Dataset items
********

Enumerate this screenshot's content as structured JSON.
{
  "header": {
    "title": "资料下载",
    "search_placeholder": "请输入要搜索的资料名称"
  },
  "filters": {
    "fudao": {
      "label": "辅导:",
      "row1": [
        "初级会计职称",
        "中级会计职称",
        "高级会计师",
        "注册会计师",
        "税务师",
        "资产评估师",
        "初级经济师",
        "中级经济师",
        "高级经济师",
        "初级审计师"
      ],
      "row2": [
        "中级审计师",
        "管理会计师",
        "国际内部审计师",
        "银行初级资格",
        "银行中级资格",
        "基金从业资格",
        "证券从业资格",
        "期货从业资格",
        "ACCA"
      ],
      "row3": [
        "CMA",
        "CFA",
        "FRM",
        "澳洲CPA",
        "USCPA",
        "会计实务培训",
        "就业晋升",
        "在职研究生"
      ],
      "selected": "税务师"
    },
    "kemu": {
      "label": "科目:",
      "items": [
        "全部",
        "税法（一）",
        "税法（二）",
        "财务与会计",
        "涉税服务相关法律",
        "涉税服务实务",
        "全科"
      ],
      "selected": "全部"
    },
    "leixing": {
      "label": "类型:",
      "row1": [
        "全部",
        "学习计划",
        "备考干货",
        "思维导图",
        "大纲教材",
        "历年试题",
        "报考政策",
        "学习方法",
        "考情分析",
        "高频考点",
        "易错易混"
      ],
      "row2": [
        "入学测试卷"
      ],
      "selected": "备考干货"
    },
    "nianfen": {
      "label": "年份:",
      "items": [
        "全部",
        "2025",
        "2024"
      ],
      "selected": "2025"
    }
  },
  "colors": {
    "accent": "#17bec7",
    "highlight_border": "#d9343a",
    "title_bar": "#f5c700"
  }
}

********

— WHAT YOU SHOULD DO —
Reproduce the material precisely, including every line.

— ANSWER FOR THE TASK —
Enumerate this screenshot's content as structured JSON.
{
  "header": {
    "title": "资料下载",
    "search_placeholder": "请输入要搜索的资料名称"
  },
  "filters": {
    "fudao": {
      "label": "辅导:",
      "row1": [
        "初级会计职称",
        "中级会计职称",
        "高级会计师",
        "注册会计师",
        "税务师",
        "资产评估师",
        "初级经济师",
        "中级经济师",
        "高级经济师",
        "初级审计师"
      ],
      "row2": [
        "中级审计师",
        "管理会计师",
        "国际内部审计师",
        "银行初级资格",
        "银行中级资格",
        "基金从业资格",
        "证券从业资格",
        "期货从业资格",
        "ACCA"
      ],
      "row3": [
        "CMA",
        "CFA",
        "FRM",
        "澳洲CPA",
        "USCPA",
        "会计实务培训",
        "就业晋升",
        "在职研究生"
      ],
      "selected": "税务师"
    },
    "kemu": {
      "label": "科目:",
      "items": [
        "全部",
        "税法（一）",
        "税法（二）",
        "财务与会计",
        "涉税服务相关法律",
        "涉税服务实务",
        "全科"
      ],
      "selected": "全部"
    },
    "leixing": {
      "label": "类型:",
      "row1": [
        "全部",
        "学习计划",
        "备考干货",
        "思维导图",
        "大纲教材",
        "历年试题",
        "报考政策",
        "学习方法",
        "考情分析",
        "高频考点",
        "易错易混"
      ],
      "row2": [
        "入学测试卷"
      ],
      "selected": "备考干货"
    },
    "nianfen": {
      "label": "年份:",
      "items": [
        "全部",
        "2025",
        "2024"
      ],
      "selected": "2025"
    }
  },
  "colors": {
    "accent": "#17bec7",
    "highlight_border": "#d9343a",
    "title_bar": "#f5c700"
  }
}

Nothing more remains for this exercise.